EXERCISE -
Go through the entries below and retype them exactly, omitting each picture.
»»
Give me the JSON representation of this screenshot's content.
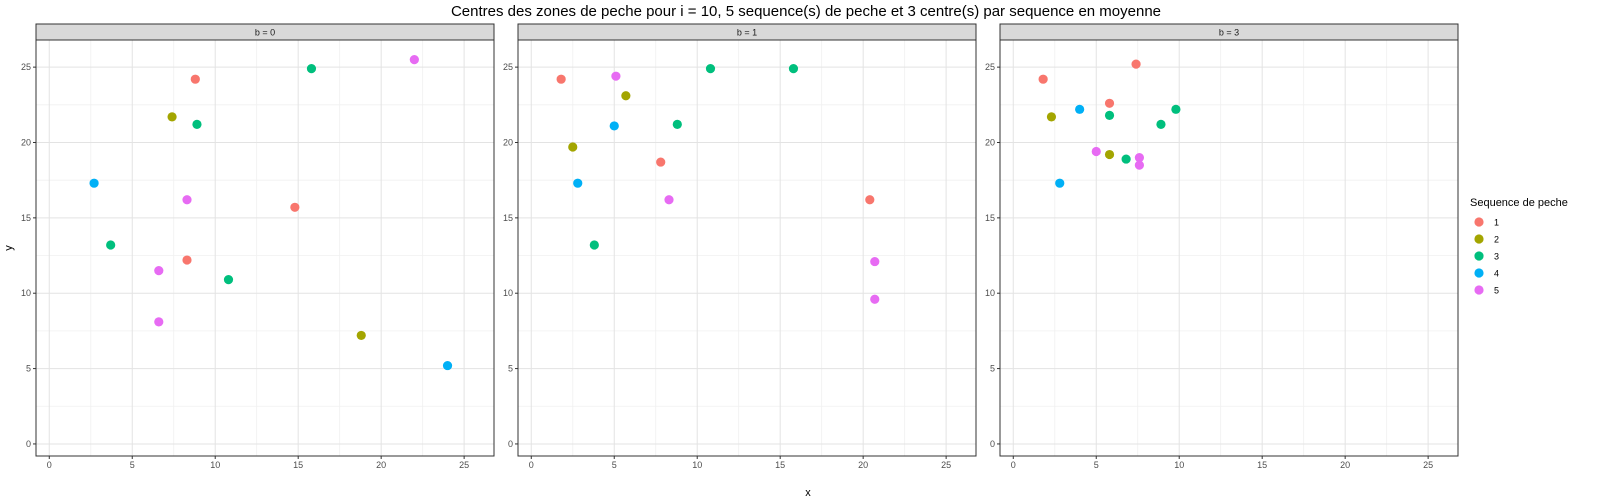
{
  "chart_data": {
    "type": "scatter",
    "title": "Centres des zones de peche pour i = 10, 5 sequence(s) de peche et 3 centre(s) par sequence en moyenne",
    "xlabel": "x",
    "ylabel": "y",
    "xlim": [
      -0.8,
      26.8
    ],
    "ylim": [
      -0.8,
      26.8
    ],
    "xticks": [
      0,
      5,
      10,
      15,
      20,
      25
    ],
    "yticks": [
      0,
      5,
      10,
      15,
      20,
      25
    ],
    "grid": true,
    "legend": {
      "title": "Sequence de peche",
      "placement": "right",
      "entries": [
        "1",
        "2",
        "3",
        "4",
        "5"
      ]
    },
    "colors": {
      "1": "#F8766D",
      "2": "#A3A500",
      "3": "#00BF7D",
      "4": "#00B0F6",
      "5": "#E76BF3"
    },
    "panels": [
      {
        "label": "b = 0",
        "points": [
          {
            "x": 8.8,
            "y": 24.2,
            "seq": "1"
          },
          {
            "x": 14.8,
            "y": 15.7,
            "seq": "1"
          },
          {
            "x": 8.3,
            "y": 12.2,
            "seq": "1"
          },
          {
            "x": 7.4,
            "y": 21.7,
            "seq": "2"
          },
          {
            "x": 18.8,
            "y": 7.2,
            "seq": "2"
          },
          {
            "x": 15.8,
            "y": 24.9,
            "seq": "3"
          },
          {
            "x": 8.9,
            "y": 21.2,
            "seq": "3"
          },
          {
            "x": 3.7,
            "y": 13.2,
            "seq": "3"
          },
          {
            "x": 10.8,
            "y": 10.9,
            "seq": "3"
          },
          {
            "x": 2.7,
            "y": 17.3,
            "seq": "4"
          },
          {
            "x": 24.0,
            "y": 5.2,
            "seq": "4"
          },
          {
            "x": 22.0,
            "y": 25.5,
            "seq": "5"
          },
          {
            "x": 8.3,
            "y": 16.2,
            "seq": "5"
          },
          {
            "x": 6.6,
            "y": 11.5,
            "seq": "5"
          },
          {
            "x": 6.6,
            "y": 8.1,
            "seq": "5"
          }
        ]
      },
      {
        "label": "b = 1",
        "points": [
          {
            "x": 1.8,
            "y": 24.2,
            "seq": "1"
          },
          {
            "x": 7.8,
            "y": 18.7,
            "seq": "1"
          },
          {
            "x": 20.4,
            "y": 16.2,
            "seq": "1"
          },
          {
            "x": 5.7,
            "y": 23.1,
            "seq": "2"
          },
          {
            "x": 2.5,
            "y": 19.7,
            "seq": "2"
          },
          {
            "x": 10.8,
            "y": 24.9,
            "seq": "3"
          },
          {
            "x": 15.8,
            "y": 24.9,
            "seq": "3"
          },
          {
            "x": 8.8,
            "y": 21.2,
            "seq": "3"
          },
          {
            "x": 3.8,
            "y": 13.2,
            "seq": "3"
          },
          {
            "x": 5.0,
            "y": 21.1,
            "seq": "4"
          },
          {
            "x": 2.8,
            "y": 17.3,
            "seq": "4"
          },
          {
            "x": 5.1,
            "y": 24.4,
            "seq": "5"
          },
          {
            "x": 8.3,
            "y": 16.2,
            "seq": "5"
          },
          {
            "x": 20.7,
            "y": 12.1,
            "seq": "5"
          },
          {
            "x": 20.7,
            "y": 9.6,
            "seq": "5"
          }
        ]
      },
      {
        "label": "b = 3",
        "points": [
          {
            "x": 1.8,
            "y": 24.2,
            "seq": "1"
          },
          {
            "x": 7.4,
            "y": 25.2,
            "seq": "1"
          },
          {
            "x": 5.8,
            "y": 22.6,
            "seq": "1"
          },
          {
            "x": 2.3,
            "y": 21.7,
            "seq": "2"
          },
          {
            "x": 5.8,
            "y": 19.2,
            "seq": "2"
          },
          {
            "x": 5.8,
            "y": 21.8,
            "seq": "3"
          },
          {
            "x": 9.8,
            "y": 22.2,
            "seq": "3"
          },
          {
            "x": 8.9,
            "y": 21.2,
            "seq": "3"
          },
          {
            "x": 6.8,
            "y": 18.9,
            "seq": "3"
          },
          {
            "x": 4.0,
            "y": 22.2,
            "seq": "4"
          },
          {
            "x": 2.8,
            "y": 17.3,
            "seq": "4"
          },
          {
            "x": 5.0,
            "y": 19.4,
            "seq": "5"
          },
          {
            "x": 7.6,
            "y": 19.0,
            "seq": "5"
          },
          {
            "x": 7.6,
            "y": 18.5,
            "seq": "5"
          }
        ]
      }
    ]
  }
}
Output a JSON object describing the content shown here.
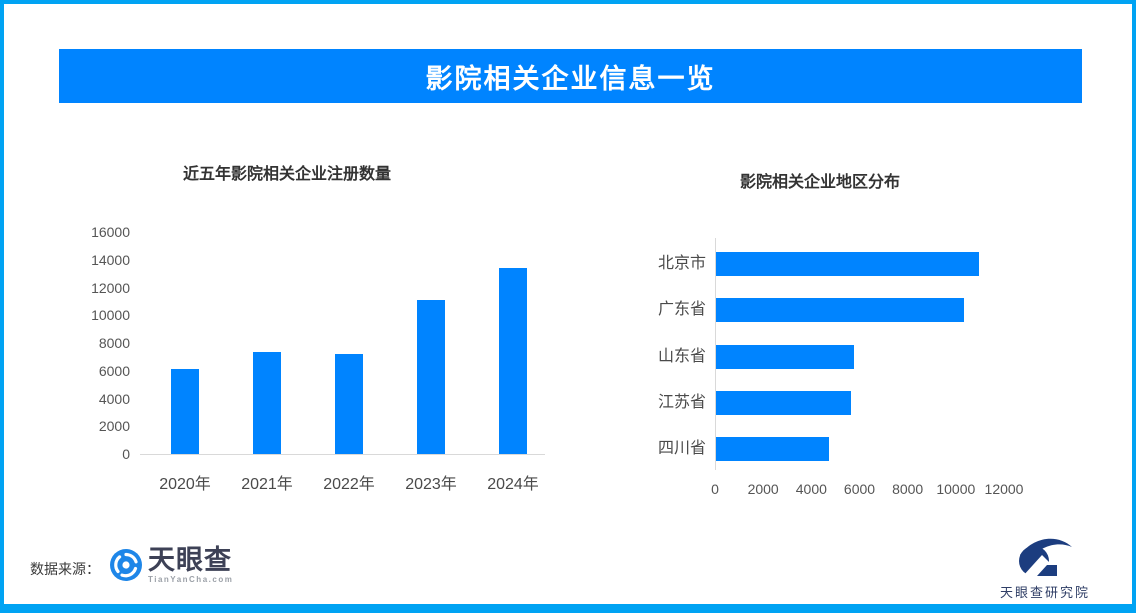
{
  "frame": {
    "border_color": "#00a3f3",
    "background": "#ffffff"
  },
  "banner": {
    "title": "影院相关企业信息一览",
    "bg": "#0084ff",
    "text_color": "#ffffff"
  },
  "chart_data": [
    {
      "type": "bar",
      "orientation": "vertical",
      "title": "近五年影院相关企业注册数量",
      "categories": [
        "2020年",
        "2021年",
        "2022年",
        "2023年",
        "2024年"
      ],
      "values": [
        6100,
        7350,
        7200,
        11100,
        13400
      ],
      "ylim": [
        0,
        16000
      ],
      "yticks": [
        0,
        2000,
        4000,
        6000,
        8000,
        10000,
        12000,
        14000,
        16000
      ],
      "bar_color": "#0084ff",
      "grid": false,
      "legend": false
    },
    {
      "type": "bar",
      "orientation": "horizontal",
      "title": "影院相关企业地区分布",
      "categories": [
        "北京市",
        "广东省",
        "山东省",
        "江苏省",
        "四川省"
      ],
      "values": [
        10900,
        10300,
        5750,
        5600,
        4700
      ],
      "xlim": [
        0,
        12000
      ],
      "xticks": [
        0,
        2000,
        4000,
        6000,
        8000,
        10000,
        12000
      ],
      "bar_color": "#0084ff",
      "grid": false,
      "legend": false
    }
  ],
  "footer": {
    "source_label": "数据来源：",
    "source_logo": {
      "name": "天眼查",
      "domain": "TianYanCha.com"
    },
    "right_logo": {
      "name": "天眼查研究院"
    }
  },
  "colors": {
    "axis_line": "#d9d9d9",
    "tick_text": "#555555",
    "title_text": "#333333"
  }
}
««
EXPECTED OUTPUT -
Give me the JSON representation of this screenshot's content.
{
  "chart_data": {
    "type": "scatter",
    "title": "Centres des zones de peche pour i = 10, 5 sequence(s) de peche et 3 centre(s) par sequence en moyenne",
    "xlabel": "x",
    "ylabel": "y",
    "xlim": [
      -0.8,
      26.8
    ],
    "ylim": [
      -0.8,
      26.8
    ],
    "xticks": [
      0,
      5,
      10,
      15,
      20,
      25
    ],
    "yticks": [
      0,
      5,
      10,
      15,
      20,
      25
    ],
    "grid": true,
    "legend": {
      "title": "Sequence de peche",
      "placement": "right",
      "entries": [
        "1",
        "2",
        "3",
        "4",
        "5"
      ]
    },
    "colors": {
      "1": "#F8766D",
      "2": "#A3A500",
      "3": "#00BF7D",
      "4": "#00B0F6",
      "5": "#E76BF3"
    },
    "panels": [
      {
        "label": "b = 0",
        "points": [
          {
            "x": 8.8,
            "y": 24.2,
            "seq": "1"
          },
          {
            "x": 14.8,
            "y": 15.7,
            "seq": "1"
          },
          {
            "x": 8.3,
            "y": 12.2,
            "seq": "1"
          },
          {
            "x": 7.4,
            "y": 21.7,
            "seq": "2"
          },
          {
            "x": 18.8,
            "y": 7.2,
            "seq": "2"
          },
          {
            "x": 15.8,
            "y": 24.9,
            "seq": "3"
          },
          {
            "x": 8.9,
            "y": 21.2,
            "seq": "3"
          },
          {
            "x": 3.7,
            "y": 13.2,
            "seq": "3"
          },
          {
            "x": 10.8,
            "y": 10.9,
            "seq": "3"
          },
          {
            "x": 2.7,
            "y": 17.3,
            "seq": "4"
          },
          {
            "x": 24.0,
            "y": 5.2,
            "seq": "4"
          },
          {
            "x": 22.0,
            "y": 25.5,
            "seq": "5"
          },
          {
            "x": 8.3,
            "y": 16.2,
            "seq": "5"
          },
          {
            "x": 6.6,
            "y": 11.5,
            "seq": "5"
          },
          {
            "x": 6.6,
            "y": 8.1,
            "seq": "5"
          }
        ]
      },
      {
        "label": "b = 1",
        "points": [
          {
            "x": 1.8,
            "y": 24.2,
            "seq": "1"
          },
          {
            "x": 7.8,
            "y": 18.7,
            "seq": "1"
          },
          {
            "x": 20.4,
            "y": 16.2,
            "seq": "1"
          },
          {
            "x": 5.7,
            "y": 23.1,
            "seq": "2"
          },
          {
            "x": 2.5,
            "y": 19.7,
            "seq": "2"
          },
          {
            "x": 10.8,
            "y": 24.9,
            "seq": "3"
          },
          {
            "x": 15.8,
            "y": 24.9,
            "seq": "3"
          },
          {
            "x": 8.8,
            "y": 21.2,
            "seq": "3"
          },
          {
            "x": 3.8,
            "y": 13.2,
            "seq": "3"
          },
          {
            "x": 5.0,
            "y": 21.1,
            "seq": "4"
          },
          {
            "x": 2.8,
            "y": 17.3,
            "seq": "4"
          },
          {
            "x": 5.1,
            "y": 24.4,
            "seq": "5"
          },
          {
            "x": 8.3,
            "y": 16.2,
            "seq": "5"
          },
          {
            "x": 20.7,
            "y": 12.1,
            "seq": "5"
          },
          {
            "x": 20.7,
            "y": 9.6,
            "seq": "5"
          }
        ]
      },
      {
        "label": "b = 3",
        "points": [
          {
            "x": 1.8,
            "y": 24.2,
            "seq": "1"
          },
          {
            "x": 7.4,
            "y": 25.2,
            "seq": "1"
          },
          {
            "x": 5.8,
            "y": 22.6,
            "seq": "1"
          },
          {
            "x": 2.3,
            "y": 21.7,
            "seq": "2"
          },
          {
            "x": 5.8,
            "y": 19.2,
            "seq": "2"
          },
          {
            "x": 5.8,
            "y": 21.8,
            "seq": "3"
          },
          {
            "x": 9.8,
            "y": 22.2,
            "seq": "3"
          },
          {
            "x": 8.9,
            "y": 21.2,
            "seq": "3"
          },
          {
            "x": 6.8,
            "y": 18.9,
            "seq": "3"
          },
          {
            "x": 4.0,
            "y": 22.2,
            "seq": "4"
          },
          {
            "x": 2.8,
            "y": 17.3,
            "seq": "4"
          },
          {
            "x": 5.0,
            "y": 19.4,
            "seq": "5"
          },
          {
            "x": 7.6,
            "y": 19.0,
            "seq": "5"
          },
          {
            "x": 7.6,
            "y": 18.5,
            "seq": "5"
          }
        ]
      }
    ]
  }
}
Output a JSON object describing the content shown here.
{
  "frame": {
    "border_color": "#00a3f3",
    "background": "#ffffff"
  },
  "banner": {
    "title": "影院相关企业信息一览",
    "bg": "#0084ff",
    "text_color": "#ffffff"
  },
  "chart_data": [
    {
      "type": "bar",
      "orientation": "vertical",
      "title": "近五年影院相关企业注册数量",
      "categories": [
        "2020年",
        "2021年",
        "2022年",
        "2023年",
        "2024年"
      ],
      "values": [
        6100,
        7350,
        7200,
        11100,
        13400
      ],
      "ylim": [
        0,
        16000
      ],
      "yticks": [
        0,
        2000,
        4000,
        6000,
        8000,
        10000,
        12000,
        14000,
        16000
      ],
      "bar_color": "#0084ff",
      "grid": false,
      "legend": false
    },
    {
      "type": "bar",
      "orientation": "horizontal",
      "title": "影院相关企业地区分布",
      "categories": [
        "北京市",
        "广东省",
        "山东省",
        "江苏省",
        "四川省"
      ],
      "values": [
        10900,
        10300,
        5750,
        5600,
        4700
      ],
      "xlim": [
        0,
        12000
      ],
      "xticks": [
        0,
        2000,
        4000,
        6000,
        8000,
        10000,
        12000
      ],
      "bar_color": "#0084ff",
      "grid": false,
      "legend": false
    }
  ],
  "footer": {
    "source_label": "数据来源：",
    "source_logo": {
      "name": "天眼查",
      "domain": "TianYanCha.com"
    },
    "right_logo": {
      "name": "天眼查研究院"
    }
  },
  "colors": {
    "axis_line": "#d9d9d9",
    "tick_text": "#555555",
    "title_text": "#333333"
  }
}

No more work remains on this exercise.